* Start *

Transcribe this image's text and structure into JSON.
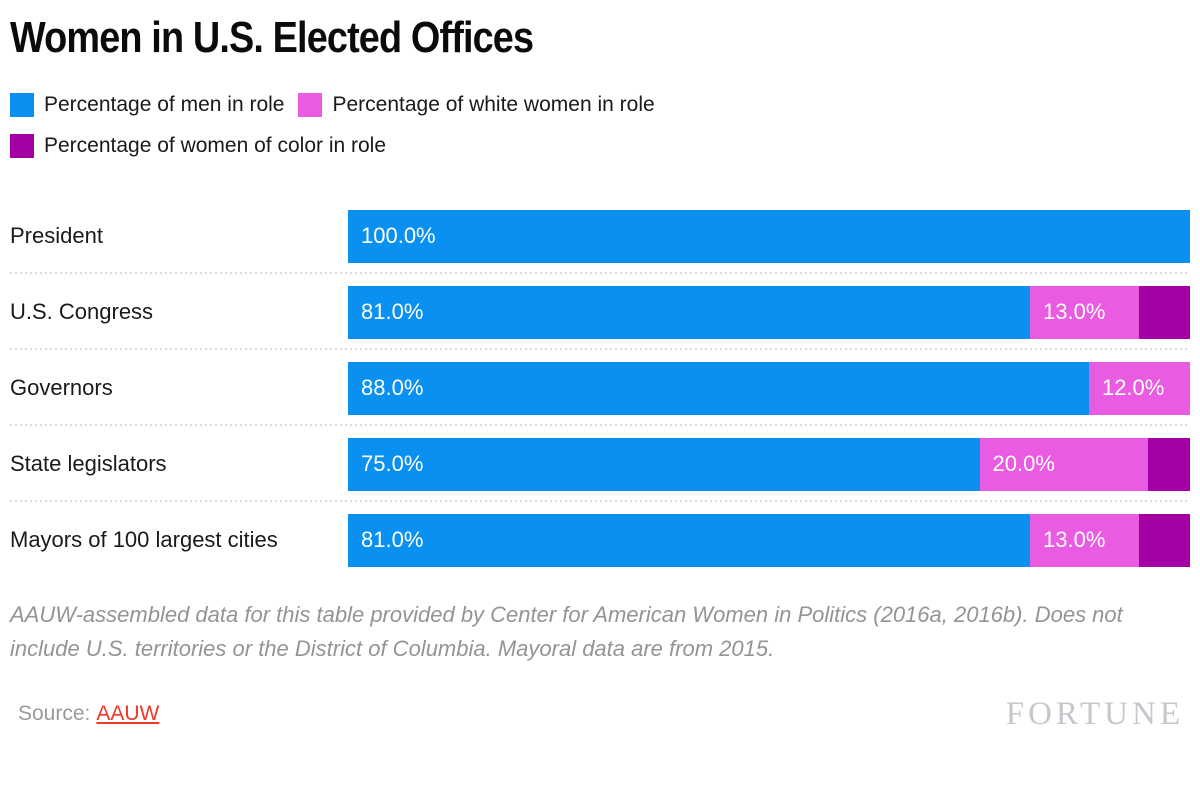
{
  "title": "Women in U.S. Elected Offices",
  "legend": [
    {
      "label": "Percentage of men in role",
      "color": "#0a90f1"
    },
    {
      "label": "Percentage of white women in role",
      "color": "#e95ce2"
    },
    {
      "label": "Percentage of women of color in role",
      "color": "#a400a5"
    }
  ],
  "chart_data": {
    "type": "bar",
    "stacked": true,
    "orientation": "horizontal",
    "xlim": [
      0,
      100
    ],
    "grid": false,
    "legend_position": "top",
    "categories": [
      "President",
      "U.S. Congress",
      "Governors",
      "State legislators",
      "Mayors of 100 largest cities"
    ],
    "series": [
      {
        "name": "Percentage of men in role",
        "color": "#0a90f1",
        "values": [
          100.0,
          81.0,
          88.0,
          75.0,
          81.0
        ]
      },
      {
        "name": "Percentage of white women in role",
        "color": "#e95ce2",
        "values": [
          0.0,
          13.0,
          12.0,
          20.0,
          13.0
        ]
      },
      {
        "name": "Percentage of women of color in role",
        "color": "#a400a5",
        "values": [
          0.0,
          6.0,
          0.0,
          5.0,
          6.0
        ]
      }
    ],
    "bar_labels": [
      [
        "100.0%",
        "",
        ""
      ],
      [
        "81.0%",
        "13.0%",
        ""
      ],
      [
        "88.0%",
        "12.0%",
        ""
      ],
      [
        "75.0%",
        "20.0%",
        ""
      ],
      [
        "81.0%",
        "13.0%",
        ""
      ]
    ]
  },
  "footnote": "AAUW-assembled data for this table provided by Center for American Women in Politics (2016a, 2016b). Does not include U.S. territories or the District of Columbia. Mayoral data are from 2015.",
  "source": {
    "prefix": "Source:",
    "link_label": "AAUW"
  },
  "branding": {
    "logo_text": "FORTUNE"
  },
  "colors": {
    "men": "#0a90f1",
    "white_women": "#e95ce2",
    "women_of_color": "#a400a5",
    "separator": "#dcdcdc",
    "footnote_text": "#949494",
    "source_text": "#9a9a9a",
    "link": "#ee392c",
    "logo": "#c6c7cc"
  }
}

* End *

## Set exercise
Print the records word for word and exclude any picture they hold.

## Solution to the exercise
Transcribe this image's text and structure into JSON.
{
  "title": "Women in U.S. Elected Offices",
  "legend": [
    {
      "label": "Percentage of men in role",
      "color": "#0a90f1"
    },
    {
      "label": "Percentage of white women in role",
      "color": "#e95ce2"
    },
    {
      "label": "Percentage of women of color in role",
      "color": "#a400a5"
    }
  ],
  "chart_data": {
    "type": "bar",
    "stacked": true,
    "orientation": "horizontal",
    "xlim": [
      0,
      100
    ],
    "grid": false,
    "legend_position": "top",
    "categories": [
      "President",
      "U.S. Congress",
      "Governors",
      "State legislators",
      "Mayors of 100 largest cities"
    ],
    "series": [
      {
        "name": "Percentage of men in role",
        "color": "#0a90f1",
        "values": [
          100.0,
          81.0,
          88.0,
          75.0,
          81.0
        ]
      },
      {
        "name": "Percentage of white women in role",
        "color": "#e95ce2",
        "values": [
          0.0,
          13.0,
          12.0,
          20.0,
          13.0
        ]
      },
      {
        "name": "Percentage of women of color in role",
        "color": "#a400a5",
        "values": [
          0.0,
          6.0,
          0.0,
          5.0,
          6.0
        ]
      }
    ],
    "bar_labels": [
      [
        "100.0%",
        "",
        ""
      ],
      [
        "81.0%",
        "13.0%",
        ""
      ],
      [
        "88.0%",
        "12.0%",
        ""
      ],
      [
        "75.0%",
        "20.0%",
        ""
      ],
      [
        "81.0%",
        "13.0%",
        ""
      ]
    ]
  },
  "footnote": "AAUW-assembled data for this table provided by Center for American Women in Politics (2016a, 2016b). Does not include U.S. territories or the District of Columbia. Mayoral data are from 2015.",
  "source": {
    "prefix": "Source:",
    "link_label": "AAUW"
  },
  "branding": {
    "logo_text": "FORTUNE"
  },
  "colors": {
    "men": "#0a90f1",
    "white_women": "#e95ce2",
    "women_of_color": "#a400a5",
    "separator": "#dcdcdc",
    "footnote_text": "#949494",
    "source_text": "#9a9a9a",
    "link": "#ee392c",
    "logo": "#c6c7cc"
  }
}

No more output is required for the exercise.